■ Supplied information ■
────
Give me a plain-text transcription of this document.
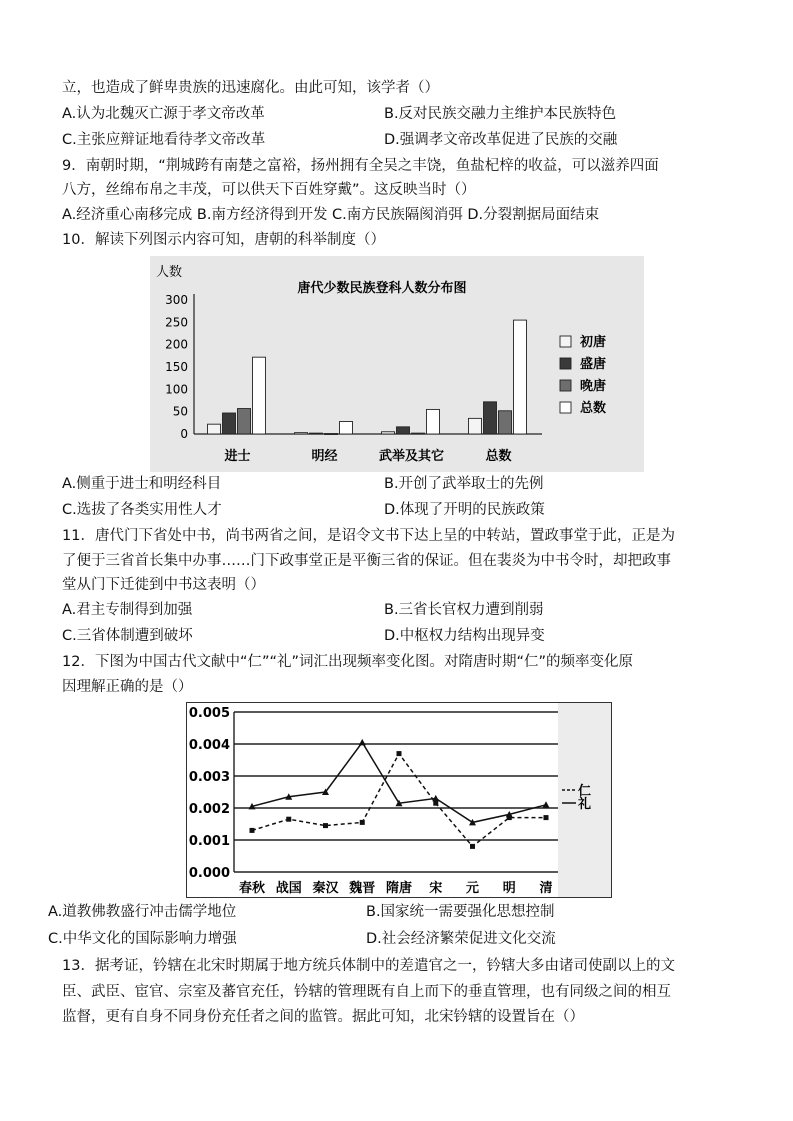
立，也造成了鲜卑贵族的迅速腐化。由此可知，该学者（）
A.认为北魏灭亡源于孝文帝改革	B.反对民族交融力主维护本民族特色
C.主张应辩证地看待孝文帝改革	D.强调孝文帝改革促进了民族的交融
9．南朝时期，“荆城跨有南楚之富裕，扬州拥有全吴之丰饶，鱼盐杞梓的收益，可以滋养四面
八方，丝绵布帛之丰茂，可以供天下百姓穿戴”。这反映当时（）
A.经济重心南移完成 B.南方经济得到开发 C.南方民族隔阂消弭 D.分裂割据局面结束
10．解读下列图示内容可知，唐朝的科举制度（）
唐代少数民族登科人数分布图
人数
0
50
100
150
200
250
300
进士	明经	武举及其它	总数
初唐
盛唐
晚唐
总数
A.侧重于进士和明经科目	B.开创了武举取士的先例
C.选拔了各类实用性人才	D.体现了开明的民族政策
11．唐代门下省处中书，尚书两省之间，是诏令文书下达上呈的中转站，置政事堂于此，正是为
了便于三省首长集中办事……门下政事堂正是平衡三省的保证。但在裴炎为中书令时，却把政事
堂从门下迁徙到中书这表明（）
A.君主专制得到加强	B.三省长官权力遭到削弱
C.三省体制遭到破坏	D.中枢权力结构出现异变
12．下图为中国古代文献中“仁”“礼”词汇出现频率变化图。对隋唐时期“仁”的频率变化原
因理解正确的是（）
0.000
0.001
0.002
0.003
0.004
0.005
春秋 战国 秦汉 魏晋 隋唐 宋 元 明 清
仁
礼
A.道教佛教盛行冲击儒学地位	B.国家统一需要强化思想控制
C.中华文化的国际影响力增强	D.社会经济繁荣促进文化交流
13．据考证，钤辖在北宋时期属于地方统兵体制中的差遣官之一，钤辖大多由诸司使副以上的文
臣、武臣、宦官、宗室及蕃官充任，钤辖的管理既有自上而下的垂直管理，也有同级之间的相互
监督，更有自身不同身份充任者之间的监管。据此可知，北宋钤辖的设置旨在（）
────
■ Requirements ■
Repeat all the data as it stands, dropping any images it holds.

■ Final result ■
Give me a plain-text transcription of this document.
立，也造成了鲜卑贵族的迅速腐化。由此可知，该学者（）
A.认为北魏灭亡源于孝文帝改革	B.反对民族交融力主维护本民族特色
C.主张应辩证地看待孝文帝改革	D.强调孝文帝改革促进了民族的交融
9．南朝时期，“荆城跨有南楚之富裕，扬州拥有全吴之丰饶，鱼盐杞梓的收益，可以滋养四面
八方，丝绵布帛之丰茂，可以供天下百姓穿戴”。这反映当时（）
A.经济重心南移完成 B.南方经济得到开发 C.南方民族隔阂消弭 D.分裂割据局面结束
10．解读下列图示内容可知，唐朝的科举制度（）
唐代少数民族登科人数分布图
人数
0
50
100
150
200
250
300
进士	明经	武举及其它	总数
初唐
盛唐
晚唐
总数
A.侧重于进士和明经科目	B.开创了武举取士的先例
C.选拔了各类实用性人才	D.体现了开明的民族政策
11．唐代门下省处中书，尚书两省之间，是诏令文书下达上呈的中转站，置政事堂于此，正是为
了便于三省首长集中办事……门下政事堂正是平衡三省的保证。但在裴炎为中书令时，却把政事
堂从门下迁徙到中书这表明（）
A.君主专制得到加强	B.三省长官权力遭到削弱
C.三省体制遭到破坏	D.中枢权力结构出现异变
12．下图为中国古代文献中“仁”“礼”词汇出现频率变化图。对隋唐时期“仁”的频率变化原
因理解正确的是（）
0.000
0.001
0.002
0.003
0.004
0.005
春秋 战国 秦汉 魏晋 隋唐 宋 元 明 清
仁
礼
A.道教佛教盛行冲击儒学地位	B.国家统一需要强化思想控制
C.中华文化的国际影响力增强	D.社会经济繁荣促进文化交流
13．据考证，钤辖在北宋时期属于地方统兵体制中的差遣官之一，钤辖大多由诸司使副以上的文
臣、武臣、宦官、宗室及蕃官充任，钤辖的管理既有自上而下的垂直管理，也有同级之间的相互
监督，更有自身不同身份充任者之间的监管。据此可知，北宋钤辖的设置旨在（）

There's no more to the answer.